● What you have to do
Nothing but the lines from the line with "Output a JSON object describing the text" through the end of the data is to be copied, and each is to be copied exactly.

● Material
____________________
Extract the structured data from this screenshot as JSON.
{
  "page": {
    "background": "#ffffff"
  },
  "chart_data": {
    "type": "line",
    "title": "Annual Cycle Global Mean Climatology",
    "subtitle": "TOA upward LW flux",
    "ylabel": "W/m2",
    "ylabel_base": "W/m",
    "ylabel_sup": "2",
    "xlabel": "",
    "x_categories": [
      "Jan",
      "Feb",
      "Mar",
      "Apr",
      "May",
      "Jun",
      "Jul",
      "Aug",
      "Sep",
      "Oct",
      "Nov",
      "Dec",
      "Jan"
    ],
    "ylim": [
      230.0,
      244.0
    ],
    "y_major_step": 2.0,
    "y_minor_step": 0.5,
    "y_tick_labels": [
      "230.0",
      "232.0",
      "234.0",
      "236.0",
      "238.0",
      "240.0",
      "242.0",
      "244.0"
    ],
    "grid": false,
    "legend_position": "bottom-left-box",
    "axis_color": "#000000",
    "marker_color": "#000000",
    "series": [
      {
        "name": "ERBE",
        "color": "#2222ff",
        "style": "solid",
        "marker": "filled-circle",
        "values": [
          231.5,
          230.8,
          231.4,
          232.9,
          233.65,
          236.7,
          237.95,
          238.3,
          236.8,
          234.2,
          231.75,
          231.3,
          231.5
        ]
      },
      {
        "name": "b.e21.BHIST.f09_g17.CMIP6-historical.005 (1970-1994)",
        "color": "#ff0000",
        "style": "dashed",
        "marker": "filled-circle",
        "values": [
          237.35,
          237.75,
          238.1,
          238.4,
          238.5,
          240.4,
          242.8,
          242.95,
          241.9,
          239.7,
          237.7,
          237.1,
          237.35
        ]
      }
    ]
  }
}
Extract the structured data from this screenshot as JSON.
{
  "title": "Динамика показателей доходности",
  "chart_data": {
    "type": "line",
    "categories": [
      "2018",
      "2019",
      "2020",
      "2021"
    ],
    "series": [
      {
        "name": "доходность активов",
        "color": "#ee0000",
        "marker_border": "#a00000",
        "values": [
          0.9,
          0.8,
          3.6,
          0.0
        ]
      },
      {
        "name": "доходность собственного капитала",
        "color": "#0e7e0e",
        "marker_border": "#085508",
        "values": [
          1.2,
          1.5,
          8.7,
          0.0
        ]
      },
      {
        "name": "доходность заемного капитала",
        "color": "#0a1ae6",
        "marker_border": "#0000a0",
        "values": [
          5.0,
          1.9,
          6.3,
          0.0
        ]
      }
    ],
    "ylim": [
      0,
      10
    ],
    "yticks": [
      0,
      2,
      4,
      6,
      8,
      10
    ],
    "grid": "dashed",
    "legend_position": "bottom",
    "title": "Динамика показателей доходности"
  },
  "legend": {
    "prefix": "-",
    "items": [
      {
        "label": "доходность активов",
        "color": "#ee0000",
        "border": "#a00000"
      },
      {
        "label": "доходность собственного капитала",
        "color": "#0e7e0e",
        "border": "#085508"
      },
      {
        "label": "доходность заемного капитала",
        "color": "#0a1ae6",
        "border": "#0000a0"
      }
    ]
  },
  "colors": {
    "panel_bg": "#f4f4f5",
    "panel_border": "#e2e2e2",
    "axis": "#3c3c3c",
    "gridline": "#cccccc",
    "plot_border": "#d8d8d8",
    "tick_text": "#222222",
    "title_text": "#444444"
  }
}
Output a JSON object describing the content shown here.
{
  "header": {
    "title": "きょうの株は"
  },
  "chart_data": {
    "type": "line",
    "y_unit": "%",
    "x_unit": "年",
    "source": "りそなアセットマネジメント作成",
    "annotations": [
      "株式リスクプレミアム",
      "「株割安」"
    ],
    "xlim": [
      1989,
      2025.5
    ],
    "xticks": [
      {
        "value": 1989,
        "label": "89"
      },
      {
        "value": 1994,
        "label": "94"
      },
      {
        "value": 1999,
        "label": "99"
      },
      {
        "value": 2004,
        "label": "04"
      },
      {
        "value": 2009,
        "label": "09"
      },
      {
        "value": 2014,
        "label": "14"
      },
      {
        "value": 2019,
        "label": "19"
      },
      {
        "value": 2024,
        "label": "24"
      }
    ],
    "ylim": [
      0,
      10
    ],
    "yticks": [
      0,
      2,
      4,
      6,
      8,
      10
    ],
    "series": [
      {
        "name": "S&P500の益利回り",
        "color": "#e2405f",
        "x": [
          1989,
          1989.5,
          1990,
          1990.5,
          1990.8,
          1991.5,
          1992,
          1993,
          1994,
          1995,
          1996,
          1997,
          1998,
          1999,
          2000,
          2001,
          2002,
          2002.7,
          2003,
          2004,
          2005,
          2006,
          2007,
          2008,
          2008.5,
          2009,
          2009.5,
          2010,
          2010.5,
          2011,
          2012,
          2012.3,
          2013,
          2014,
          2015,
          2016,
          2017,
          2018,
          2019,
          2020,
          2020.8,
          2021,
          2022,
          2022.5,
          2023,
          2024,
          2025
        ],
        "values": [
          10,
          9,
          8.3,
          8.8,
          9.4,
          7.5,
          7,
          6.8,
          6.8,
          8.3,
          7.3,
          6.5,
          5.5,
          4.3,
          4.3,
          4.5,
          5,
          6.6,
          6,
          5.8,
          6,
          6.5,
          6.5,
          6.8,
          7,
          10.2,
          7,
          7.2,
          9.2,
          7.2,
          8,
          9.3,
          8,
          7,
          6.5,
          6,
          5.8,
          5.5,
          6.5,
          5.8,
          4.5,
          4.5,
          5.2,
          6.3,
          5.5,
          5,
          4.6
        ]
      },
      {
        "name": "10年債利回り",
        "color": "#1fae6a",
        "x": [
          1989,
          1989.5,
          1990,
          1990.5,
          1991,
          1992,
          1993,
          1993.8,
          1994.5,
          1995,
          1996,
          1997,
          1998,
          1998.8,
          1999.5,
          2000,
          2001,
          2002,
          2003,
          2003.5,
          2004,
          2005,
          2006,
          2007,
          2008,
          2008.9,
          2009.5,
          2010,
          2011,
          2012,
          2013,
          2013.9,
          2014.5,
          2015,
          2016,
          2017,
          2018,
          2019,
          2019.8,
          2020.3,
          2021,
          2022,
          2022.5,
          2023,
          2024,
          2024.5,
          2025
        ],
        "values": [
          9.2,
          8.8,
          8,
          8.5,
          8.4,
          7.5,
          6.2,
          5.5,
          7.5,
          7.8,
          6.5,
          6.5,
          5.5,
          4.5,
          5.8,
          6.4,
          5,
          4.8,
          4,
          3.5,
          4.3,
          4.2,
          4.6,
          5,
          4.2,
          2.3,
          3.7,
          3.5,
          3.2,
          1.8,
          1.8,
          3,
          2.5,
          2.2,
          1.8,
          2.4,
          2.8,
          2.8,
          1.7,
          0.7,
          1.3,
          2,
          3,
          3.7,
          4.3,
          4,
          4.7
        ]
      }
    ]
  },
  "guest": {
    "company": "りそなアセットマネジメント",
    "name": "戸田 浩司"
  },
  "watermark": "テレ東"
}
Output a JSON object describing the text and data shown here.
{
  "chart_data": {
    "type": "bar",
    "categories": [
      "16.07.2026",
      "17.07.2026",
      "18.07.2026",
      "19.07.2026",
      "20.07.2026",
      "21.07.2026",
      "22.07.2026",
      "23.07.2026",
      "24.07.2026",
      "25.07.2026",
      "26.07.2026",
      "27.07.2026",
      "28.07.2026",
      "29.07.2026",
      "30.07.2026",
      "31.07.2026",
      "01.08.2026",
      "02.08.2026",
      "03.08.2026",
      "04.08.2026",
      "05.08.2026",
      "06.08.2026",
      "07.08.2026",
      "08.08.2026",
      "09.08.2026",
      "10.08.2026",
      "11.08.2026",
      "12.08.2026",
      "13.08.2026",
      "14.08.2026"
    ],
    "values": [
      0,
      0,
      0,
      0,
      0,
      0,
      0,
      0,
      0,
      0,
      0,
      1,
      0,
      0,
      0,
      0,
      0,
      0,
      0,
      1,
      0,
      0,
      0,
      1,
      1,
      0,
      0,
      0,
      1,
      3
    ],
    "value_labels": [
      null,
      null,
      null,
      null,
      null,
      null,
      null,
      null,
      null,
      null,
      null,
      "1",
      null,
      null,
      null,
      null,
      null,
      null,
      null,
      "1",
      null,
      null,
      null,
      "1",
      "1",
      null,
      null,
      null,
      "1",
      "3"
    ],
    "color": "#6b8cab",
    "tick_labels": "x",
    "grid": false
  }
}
____________________
● Task output
Output a JSON object describing the text and data shown here.
{
  "chart_data": {
    "type": "bar",
    "categories": [
      "16.07.2026",
      "17.07.2026",
      "18.07.2026",
      "19.07.2026",
      "20.07.2026",
      "21.07.2026",
      "22.07.2026",
      "23.07.2026",
      "24.07.2026",
      "25.07.2026",
      "26.07.2026",
      "27.07.2026",
      "28.07.2026",
      "29.07.2026",
      "30.07.2026",
      "31.07.2026",
      "01.08.2026",
      "02.08.2026",
      "03.08.2026",
      "04.08.2026",
      "05.08.2026",
      "06.08.2026",
      "07.08.2026",
      "08.08.2026",
      "09.08.2026",
      "10.08.2026",
      "11.08.2026",
      "12.08.2026",
      "13.08.2026",
      "14.08.2026"
    ],
    "values": [
      0,
      0,
      0,
      0,
      0,
      0,
      0,
      0,
      0,
      0,
      0,
      1,
      0,
      0,
      0,
      0,
      0,
      0,
      0,
      1,
      0,
      0,
      0,
      1,
      1,
      0,
      0,
      0,
      1,
      3
    ],
    "value_labels": [
      null,
      null,
      null,
      null,
      null,
      null,
      null,
      null,
      null,
      null,
      null,
      "1",
      null,
      null,
      null,
      null,
      null,
      null,
      null,
      "1",
      null,
      null,
      null,
      "1",
      "1",
      null,
      null,
      null,
      "1",
      "3"
    ],
    "color": "#6b8cab",
    "tick_labels": "x",
    "grid": false
  }
}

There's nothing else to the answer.